[SUPPLIED RECORDS]:
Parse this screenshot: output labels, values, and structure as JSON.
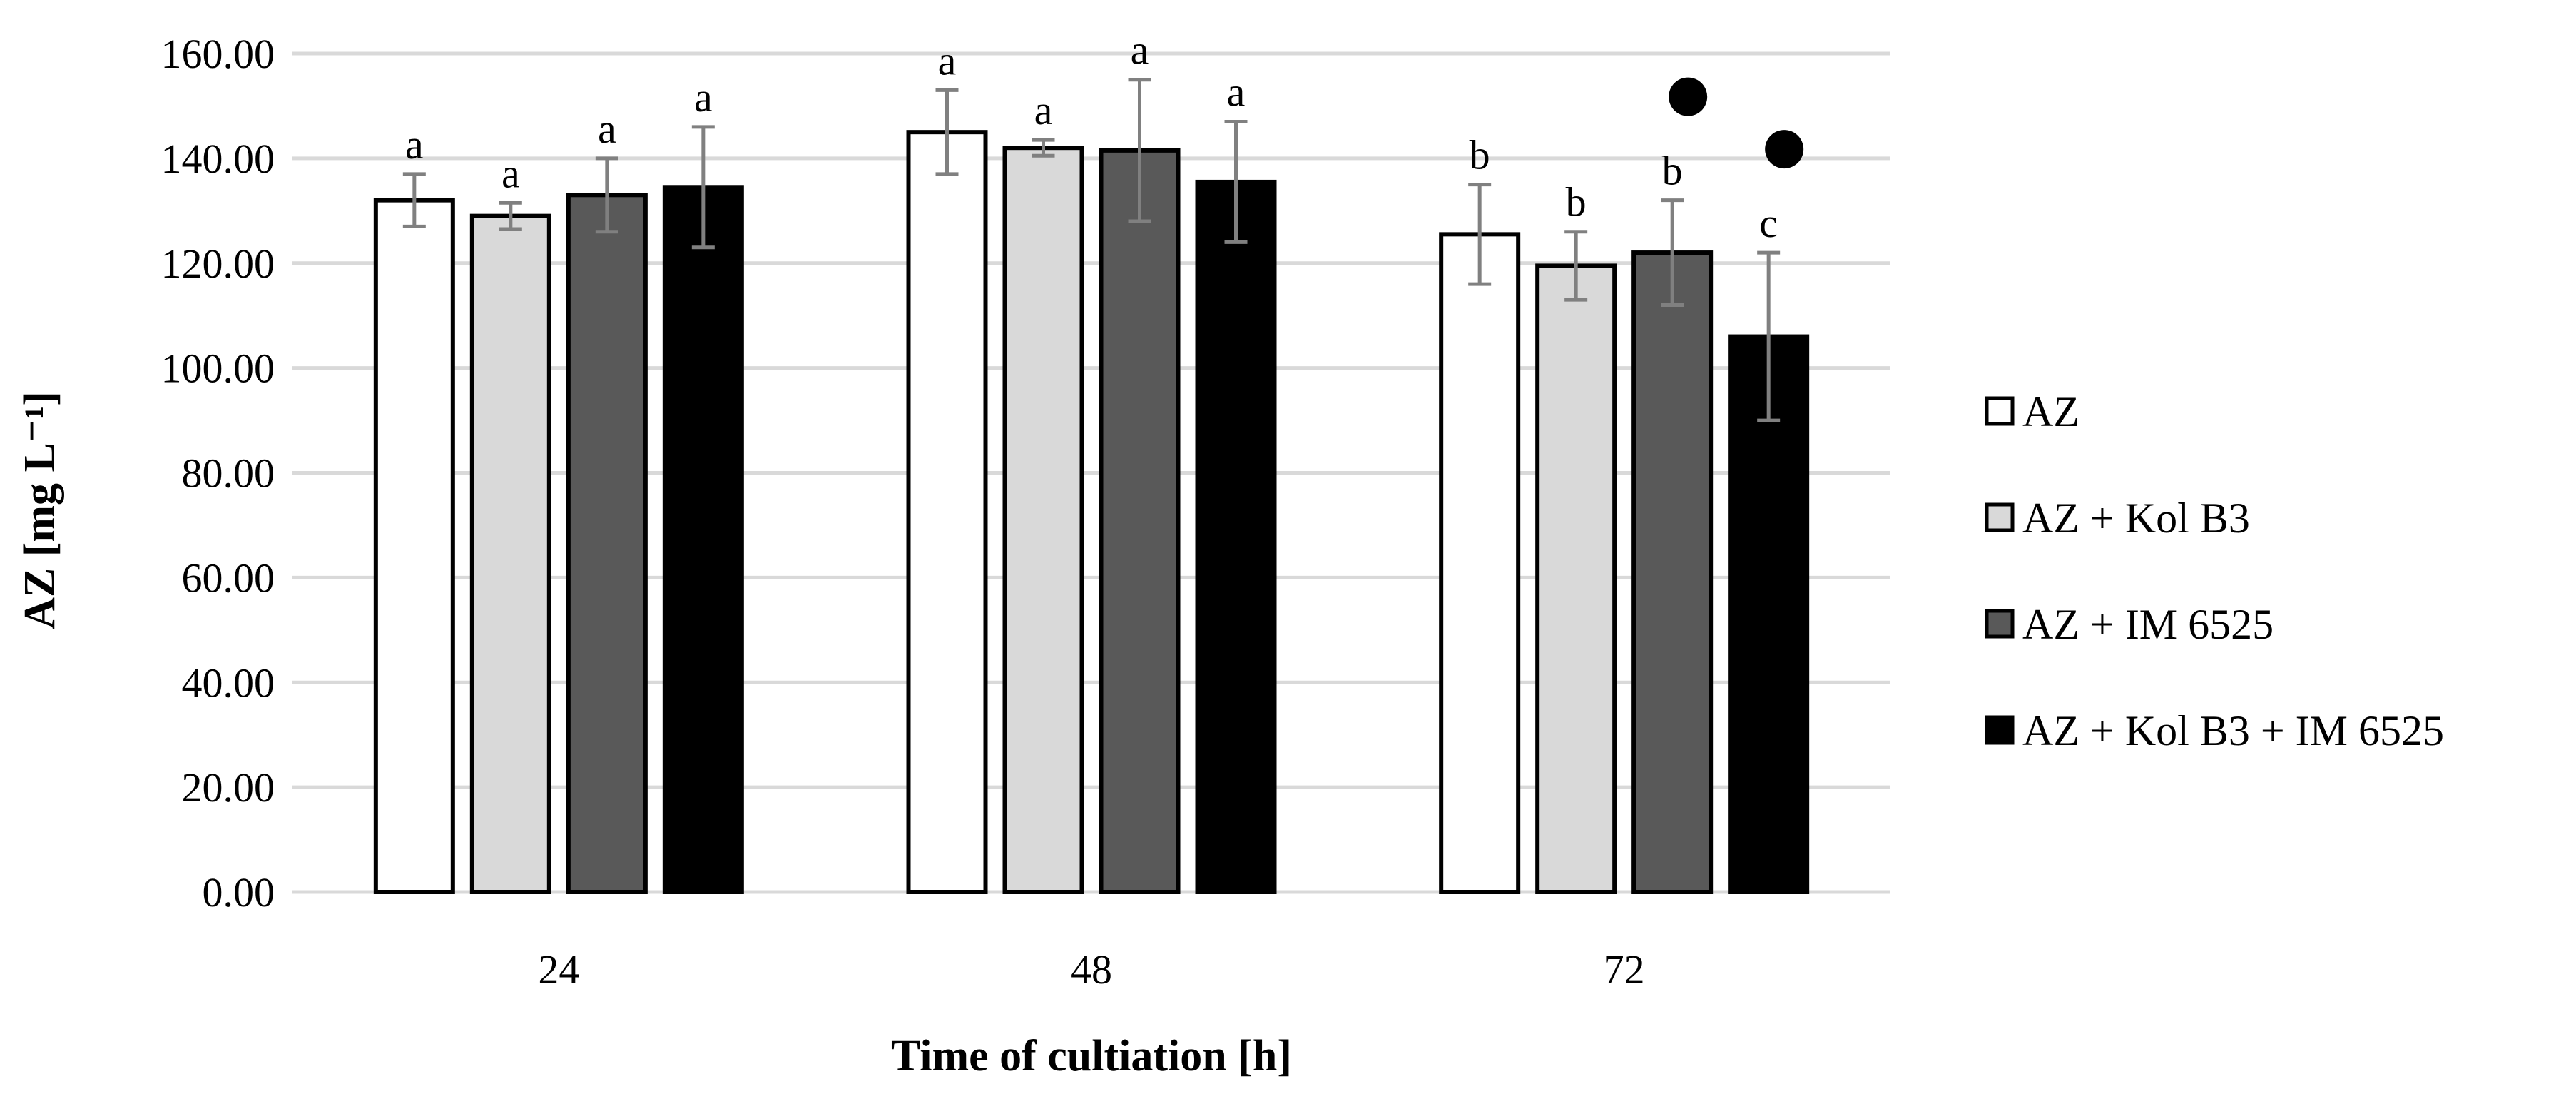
{
  "chart_data": {
    "type": "bar",
    "title": "",
    "xlabel": "Time of cultiation [h]",
    "ylabel": "AZ [mg L⁻¹]",
    "ylim": [
      0,
      160
    ],
    "yticks": [
      0,
      20,
      40,
      60,
      80,
      100,
      120,
      140,
      160
    ],
    "ytick_labels": [
      "0.00",
      "20.00",
      "40.00",
      "60.00",
      "80.00",
      "100.00",
      "120.00",
      "140.00",
      "160.00"
    ],
    "grid": "horizontal",
    "legend_position": "right",
    "categories": [
      "24",
      "48",
      "72"
    ],
    "series": [
      {
        "name": "AZ",
        "color": "#ffffff",
        "values": [
          132,
          145,
          125.5
        ],
        "errors": [
          5,
          8,
          9.5
        ],
        "labels": [
          "a",
          "a",
          "b"
        ],
        "markers": [
          false,
          false,
          false
        ]
      },
      {
        "name": "AZ + Kol B3",
        "color": "#d9d9d9",
        "values": [
          129,
          142,
          119.5
        ],
        "errors": [
          2.5,
          1.5,
          6.5
        ],
        "labels": [
          "a",
          "a",
          "b"
        ],
        "markers": [
          false,
          false,
          false
        ]
      },
      {
        "name": "AZ + IM 6525",
        "color": "#595959",
        "values": [
          133,
          141.5,
          122
        ],
        "errors": [
          7,
          13.5,
          10
        ],
        "labels": [
          "a",
          "a",
          "b"
        ],
        "markers": [
          false,
          false,
          true
        ]
      },
      {
        "name": "AZ + Kol B3 + IM 6525",
        "color": "#000000",
        "values": [
          134.5,
          135.5,
          106
        ],
        "errors": [
          11.5,
          11.5,
          16
        ],
        "labels": [
          "a",
          "a",
          "c"
        ],
        "markers": [
          false,
          false,
          true
        ]
      }
    ]
  }
}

[GOAL OF THE EXERCISE]:
Retype every entry verbatim and exclude the pictures from the copy.

[EXERCISE OUTPUT]:
Parse this screenshot: output labels, values, and structure as JSON.
{
  "chart_data": {
    "type": "bar",
    "title": "",
    "xlabel": "Time of cultiation [h]",
    "ylabel": "AZ [mg L⁻¹]",
    "ylim": [
      0,
      160
    ],
    "yticks": [
      0,
      20,
      40,
      60,
      80,
      100,
      120,
      140,
      160
    ],
    "ytick_labels": [
      "0.00",
      "20.00",
      "40.00",
      "60.00",
      "80.00",
      "100.00",
      "120.00",
      "140.00",
      "160.00"
    ],
    "grid": "horizontal",
    "legend_position": "right",
    "categories": [
      "24",
      "48",
      "72"
    ],
    "series": [
      {
        "name": "AZ",
        "color": "#ffffff",
        "values": [
          132,
          145,
          125.5
        ],
        "errors": [
          5,
          8,
          9.5
        ],
        "labels": [
          "a",
          "a",
          "b"
        ],
        "markers": [
          false,
          false,
          false
        ]
      },
      {
        "name": "AZ + Kol B3",
        "color": "#d9d9d9",
        "values": [
          129,
          142,
          119.5
        ],
        "errors": [
          2.5,
          1.5,
          6.5
        ],
        "labels": [
          "a",
          "a",
          "b"
        ],
        "markers": [
          false,
          false,
          false
        ]
      },
      {
        "name": "AZ + IM 6525",
        "color": "#595959",
        "values": [
          133,
          141.5,
          122
        ],
        "errors": [
          7,
          13.5,
          10
        ],
        "labels": [
          "a",
          "a",
          "b"
        ],
        "markers": [
          false,
          false,
          true
        ]
      },
      {
        "name": "AZ + Kol B3 + IM 6525",
        "color": "#000000",
        "values": [
          134.5,
          135.5,
          106
        ],
        "errors": [
          11.5,
          11.5,
          16
        ],
        "labels": [
          "a",
          "a",
          "c"
        ],
        "markers": [
          false,
          false,
          true
        ]
      }
    ]
  }
}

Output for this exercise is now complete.